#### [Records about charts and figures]
--------------------------------------------------
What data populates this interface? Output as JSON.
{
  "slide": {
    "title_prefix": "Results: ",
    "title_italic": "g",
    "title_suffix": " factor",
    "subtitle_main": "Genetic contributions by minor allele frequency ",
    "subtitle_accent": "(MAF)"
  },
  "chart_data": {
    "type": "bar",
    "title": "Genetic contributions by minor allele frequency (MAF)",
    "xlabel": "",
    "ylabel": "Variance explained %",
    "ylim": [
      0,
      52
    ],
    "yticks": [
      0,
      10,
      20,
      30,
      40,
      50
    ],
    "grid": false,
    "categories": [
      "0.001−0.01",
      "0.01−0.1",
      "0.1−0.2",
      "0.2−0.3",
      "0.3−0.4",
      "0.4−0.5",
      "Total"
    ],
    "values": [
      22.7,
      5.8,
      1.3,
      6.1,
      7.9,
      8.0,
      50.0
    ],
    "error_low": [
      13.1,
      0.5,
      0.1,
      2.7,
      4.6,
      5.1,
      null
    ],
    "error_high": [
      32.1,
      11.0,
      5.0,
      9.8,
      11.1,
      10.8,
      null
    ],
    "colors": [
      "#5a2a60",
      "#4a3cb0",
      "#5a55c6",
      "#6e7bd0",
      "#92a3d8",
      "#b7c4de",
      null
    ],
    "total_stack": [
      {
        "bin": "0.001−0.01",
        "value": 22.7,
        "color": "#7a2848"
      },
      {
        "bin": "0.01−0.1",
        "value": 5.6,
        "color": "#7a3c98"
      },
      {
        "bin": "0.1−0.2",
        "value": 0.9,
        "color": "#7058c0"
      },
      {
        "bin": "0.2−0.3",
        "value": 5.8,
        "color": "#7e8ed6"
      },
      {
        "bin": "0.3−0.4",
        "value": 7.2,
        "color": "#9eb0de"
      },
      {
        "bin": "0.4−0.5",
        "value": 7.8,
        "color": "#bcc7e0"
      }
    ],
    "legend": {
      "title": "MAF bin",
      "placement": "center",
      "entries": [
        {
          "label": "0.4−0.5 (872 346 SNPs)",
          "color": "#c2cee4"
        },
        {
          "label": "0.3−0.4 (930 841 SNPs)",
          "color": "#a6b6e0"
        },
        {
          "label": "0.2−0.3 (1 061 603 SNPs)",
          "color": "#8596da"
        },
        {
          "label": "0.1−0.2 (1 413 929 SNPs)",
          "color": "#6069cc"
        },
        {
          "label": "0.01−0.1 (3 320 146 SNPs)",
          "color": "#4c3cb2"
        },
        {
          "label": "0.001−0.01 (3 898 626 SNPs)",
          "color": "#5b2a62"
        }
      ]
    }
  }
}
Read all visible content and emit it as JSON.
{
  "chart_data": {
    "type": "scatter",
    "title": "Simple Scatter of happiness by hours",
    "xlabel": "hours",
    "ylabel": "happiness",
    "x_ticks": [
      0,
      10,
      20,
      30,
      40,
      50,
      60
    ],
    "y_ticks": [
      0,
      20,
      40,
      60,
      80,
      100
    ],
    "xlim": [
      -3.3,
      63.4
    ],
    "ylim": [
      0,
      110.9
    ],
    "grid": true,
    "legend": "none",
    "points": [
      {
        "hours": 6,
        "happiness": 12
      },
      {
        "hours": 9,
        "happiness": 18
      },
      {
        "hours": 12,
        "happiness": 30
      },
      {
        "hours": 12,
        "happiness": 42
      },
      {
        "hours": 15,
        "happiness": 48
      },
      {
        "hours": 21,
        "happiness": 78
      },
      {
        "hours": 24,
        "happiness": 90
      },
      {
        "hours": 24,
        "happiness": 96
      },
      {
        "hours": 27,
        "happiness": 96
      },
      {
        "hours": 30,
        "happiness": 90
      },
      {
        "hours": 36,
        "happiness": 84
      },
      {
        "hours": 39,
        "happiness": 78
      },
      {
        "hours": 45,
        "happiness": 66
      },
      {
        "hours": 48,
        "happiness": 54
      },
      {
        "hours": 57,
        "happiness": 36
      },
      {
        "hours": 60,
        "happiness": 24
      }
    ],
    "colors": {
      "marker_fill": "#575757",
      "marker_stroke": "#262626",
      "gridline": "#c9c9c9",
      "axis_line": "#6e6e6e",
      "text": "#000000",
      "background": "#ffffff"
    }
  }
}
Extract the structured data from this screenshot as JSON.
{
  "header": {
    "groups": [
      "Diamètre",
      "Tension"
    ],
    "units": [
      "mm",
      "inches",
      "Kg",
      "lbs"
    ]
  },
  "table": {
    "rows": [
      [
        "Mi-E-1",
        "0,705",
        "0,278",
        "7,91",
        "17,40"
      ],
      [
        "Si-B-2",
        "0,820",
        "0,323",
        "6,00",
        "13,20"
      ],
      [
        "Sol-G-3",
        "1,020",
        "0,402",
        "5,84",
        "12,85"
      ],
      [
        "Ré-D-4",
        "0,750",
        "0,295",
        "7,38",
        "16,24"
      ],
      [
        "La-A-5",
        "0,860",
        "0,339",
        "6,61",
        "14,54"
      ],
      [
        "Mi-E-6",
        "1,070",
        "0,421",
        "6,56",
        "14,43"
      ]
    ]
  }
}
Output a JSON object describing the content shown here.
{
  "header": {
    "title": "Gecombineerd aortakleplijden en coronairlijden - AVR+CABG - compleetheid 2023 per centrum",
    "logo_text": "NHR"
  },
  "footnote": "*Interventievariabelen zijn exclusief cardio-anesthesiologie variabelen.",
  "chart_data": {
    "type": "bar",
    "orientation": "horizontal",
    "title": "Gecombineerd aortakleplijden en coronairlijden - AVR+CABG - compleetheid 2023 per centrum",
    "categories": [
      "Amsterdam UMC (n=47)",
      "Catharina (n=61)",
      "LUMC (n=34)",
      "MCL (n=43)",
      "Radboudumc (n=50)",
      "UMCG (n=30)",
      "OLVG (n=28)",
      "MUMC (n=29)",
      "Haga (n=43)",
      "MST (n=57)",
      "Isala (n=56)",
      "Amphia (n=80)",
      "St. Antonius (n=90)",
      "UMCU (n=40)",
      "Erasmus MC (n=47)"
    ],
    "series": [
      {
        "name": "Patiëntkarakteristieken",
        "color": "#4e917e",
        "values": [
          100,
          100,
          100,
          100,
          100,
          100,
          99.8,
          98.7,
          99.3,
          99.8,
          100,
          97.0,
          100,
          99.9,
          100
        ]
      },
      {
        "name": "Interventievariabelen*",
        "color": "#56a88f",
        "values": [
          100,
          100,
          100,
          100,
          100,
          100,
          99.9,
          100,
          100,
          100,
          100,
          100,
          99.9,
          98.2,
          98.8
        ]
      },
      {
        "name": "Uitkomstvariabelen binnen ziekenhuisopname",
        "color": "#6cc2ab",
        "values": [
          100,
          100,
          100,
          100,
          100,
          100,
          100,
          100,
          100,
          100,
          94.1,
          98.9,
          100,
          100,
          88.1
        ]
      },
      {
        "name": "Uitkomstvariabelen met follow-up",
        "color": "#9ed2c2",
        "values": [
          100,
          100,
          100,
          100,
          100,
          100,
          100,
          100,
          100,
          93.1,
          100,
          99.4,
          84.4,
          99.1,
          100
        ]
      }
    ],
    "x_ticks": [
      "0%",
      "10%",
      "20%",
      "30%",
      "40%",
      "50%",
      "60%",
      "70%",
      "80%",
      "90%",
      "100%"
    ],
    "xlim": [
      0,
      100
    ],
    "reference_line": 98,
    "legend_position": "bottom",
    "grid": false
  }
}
--------------------------------------------------
#### [Exercise]
Please output the complete data exactly.

#### [Completed exercise]
What data populates this interface? Output as JSON.
{
  "slide": {
    "title_prefix": "Results: ",
    "title_italic": "g",
    "title_suffix": " factor",
    "subtitle_main": "Genetic contributions by minor allele frequency ",
    "subtitle_accent": "(MAF)"
  },
  "chart_data": {
    "type": "bar",
    "title": "Genetic contributions by minor allele frequency (MAF)",
    "xlabel": "",
    "ylabel": "Variance explained %",
    "ylim": [
      0,
      52
    ],
    "yticks": [
      0,
      10,
      20,
      30,
      40,
      50
    ],
    "grid": false,
    "categories": [
      "0.001−0.01",
      "0.01−0.1",
      "0.1−0.2",
      "0.2−0.3",
      "0.3−0.4",
      "0.4−0.5",
      "Total"
    ],
    "values": [
      22.7,
      5.8,
      1.3,
      6.1,
      7.9,
      8.0,
      50.0
    ],
    "error_low": [
      13.1,
      0.5,
      0.1,
      2.7,
      4.6,
      5.1,
      null
    ],
    "error_high": [
      32.1,
      11.0,
      5.0,
      9.8,
      11.1,
      10.8,
      null
    ],
    "colors": [
      "#5a2a60",
      "#4a3cb0",
      "#5a55c6",
      "#6e7bd0",
      "#92a3d8",
      "#b7c4de",
      null
    ],
    "total_stack": [
      {
        "bin": "0.001−0.01",
        "value": 22.7,
        "color": "#7a2848"
      },
      {
        "bin": "0.01−0.1",
        "value": 5.6,
        "color": "#7a3c98"
      },
      {
        "bin": "0.1−0.2",
        "value": 0.9,
        "color": "#7058c0"
      },
      {
        "bin": "0.2−0.3",
        "value": 5.8,
        "color": "#7e8ed6"
      },
      {
        "bin": "0.3−0.4",
        "value": 7.2,
        "color": "#9eb0de"
      },
      {
        "bin": "0.4−0.5",
        "value": 7.8,
        "color": "#bcc7e0"
      }
    ],
    "legend": {
      "title": "MAF bin",
      "placement": "center",
      "entries": [
        {
          "label": "0.4−0.5 (872 346 SNPs)",
          "color": "#c2cee4"
        },
        {
          "label": "0.3−0.4 (930 841 SNPs)",
          "color": "#a6b6e0"
        },
        {
          "label": "0.2−0.3 (1 061 603 SNPs)",
          "color": "#8596da"
        },
        {
          "label": "0.1−0.2 (1 413 929 SNPs)",
          "color": "#6069cc"
        },
        {
          "label": "0.01−0.1 (3 320 146 SNPs)",
          "color": "#4c3cb2"
        },
        {
          "label": "0.001−0.01 (3 898 626 SNPs)",
          "color": "#5b2a62"
        }
      ]
    }
  }
}
Read all visible content and emit it as JSON.
{
  "chart_data": {
    "type": "scatter",
    "title": "Simple Scatter of happiness by hours",
    "xlabel": "hours",
    "ylabel": "happiness",
    "x_ticks": [
      0,
      10,
      20,
      30,
      40,
      50,
      60
    ],
    "y_ticks": [
      0,
      20,
      40,
      60,
      80,
      100
    ],
    "xlim": [
      -3.3,
      63.4
    ],
    "ylim": [
      0,
      110.9
    ],
    "grid": true,
    "legend": "none",
    "points": [
      {
        "hours": 6,
        "happiness": 12
      },
      {
        "hours": 9,
        "happiness": 18
      },
      {
        "hours": 12,
        "happiness": 30
      },
      {
        "hours": 12,
        "happiness": 42
      },
      {
        "hours": 15,
        "happiness": 48
      },
      {
        "hours": 21,
        "happiness": 78
      },
      {
        "hours": 24,
        "happiness": 90
      },
      {
        "hours": 24,
        "happiness": 96
      },
      {
        "hours": 27,
        "happiness": 96
      },
      {
        "hours": 30,
        "happiness": 90
      },
      {
        "hours": 36,
        "happiness": 84
      },
      {
        "hours": 39,
        "happiness": 78
      },
      {
        "hours": 45,
        "happiness": 66
      },
      {
        "hours": 48,
        "happiness": 54
      },
      {
        "hours": 57,
        "happiness": 36
      },
      {
        "hours": 60,
        "happiness": 24
      }
    ],
    "colors": {
      "marker_fill": "#575757",
      "marker_stroke": "#262626",
      "gridline": "#c9c9c9",
      "axis_line": "#6e6e6e",
      "text": "#000000",
      "background": "#ffffff"
    }
  }
}
Extract the structured data from this screenshot as JSON.
{
  "header": {
    "groups": [
      "Diamètre",
      "Tension"
    ],
    "units": [
      "mm",
      "inches",
      "Kg",
      "lbs"
    ]
  },
  "table": {
    "rows": [
      [
        "Mi-E-1",
        "0,705",
        "0,278",
        "7,91",
        "17,40"
      ],
      [
        "Si-B-2",
        "0,820",
        "0,323",
        "6,00",
        "13,20"
      ],
      [
        "Sol-G-3",
        "1,020",
        "0,402",
        "5,84",
        "12,85"
      ],
      [
        "Ré-D-4",
        "0,750",
        "0,295",
        "7,38",
        "16,24"
      ],
      [
        "La-A-5",
        "0,860",
        "0,339",
        "6,61",
        "14,54"
      ],
      [
        "Mi-E-6",
        "1,070",
        "0,421",
        "6,56",
        "14,43"
      ]
    ]
  }
}
Output a JSON object describing the content shown here.
{
  "header": {
    "title": "Gecombineerd aortakleplijden en coronairlijden - AVR+CABG - compleetheid 2023 per centrum",
    "logo_text": "NHR"
  },
  "footnote": "*Interventievariabelen zijn exclusief cardio-anesthesiologie variabelen.",
  "chart_data": {
    "type": "bar",
    "orientation": "horizontal",
    "title": "Gecombineerd aortakleplijden en coronairlijden - AVR+CABG - compleetheid 2023 per centrum",
    "categories": [
      "Amsterdam UMC (n=47)",
      "Catharina (n=61)",
      "LUMC (n=34)",
      "MCL (n=43)",
      "Radboudumc (n=50)",
      "UMCG (n=30)",
      "OLVG (n=28)",
      "MUMC (n=29)",
      "Haga (n=43)",
      "MST (n=57)",
      "Isala (n=56)",
      "Amphia (n=80)",
      "St. Antonius (n=90)",
      "UMCU (n=40)",
      "Erasmus MC (n=47)"
    ],
    "series": [
      {
        "name": "Patiëntkarakteristieken",
        "color": "#4e917e",
        "values": [
          100,
          100,
          100,
          100,
          100,
          100,
          99.8,
          98.7,
          99.3,
          99.8,
          100,
          97.0,
          100,
          99.9,
          100
        ]
      },
      {
        "name": "Interventievariabelen*",
        "color": "#56a88f",
        "values": [
          100,
          100,
          100,
          100,
          100,
          100,
          99.9,
          100,
          100,
          100,
          100,
          100,
          99.9,
          98.2,
          98.8
        ]
      },
      {
        "name": "Uitkomstvariabelen binnen ziekenhuisopname",
        "color": "#6cc2ab",
        "values": [
          100,
          100,
          100,
          100,
          100,
          100,
          100,
          100,
          100,
          100,
          94.1,
          98.9,
          100,
          100,
          88.1
        ]
      },
      {
        "name": "Uitkomstvariabelen met follow-up",
        "color": "#9ed2c2",
        "values": [
          100,
          100,
          100,
          100,
          100,
          100,
          100,
          100,
          100,
          93.1,
          100,
          99.4,
          84.4,
          99.1,
          100
        ]
      }
    ],
    "x_ticks": [
      "0%",
      "10%",
      "20%",
      "30%",
      "40%",
      "50%",
      "60%",
      "70%",
      "80%",
      "90%",
      "100%"
    ],
    "xlim": [
      0,
      100
    ],
    "reference_line": 98,
    "legend_position": "bottom",
    "grid": false
  }
}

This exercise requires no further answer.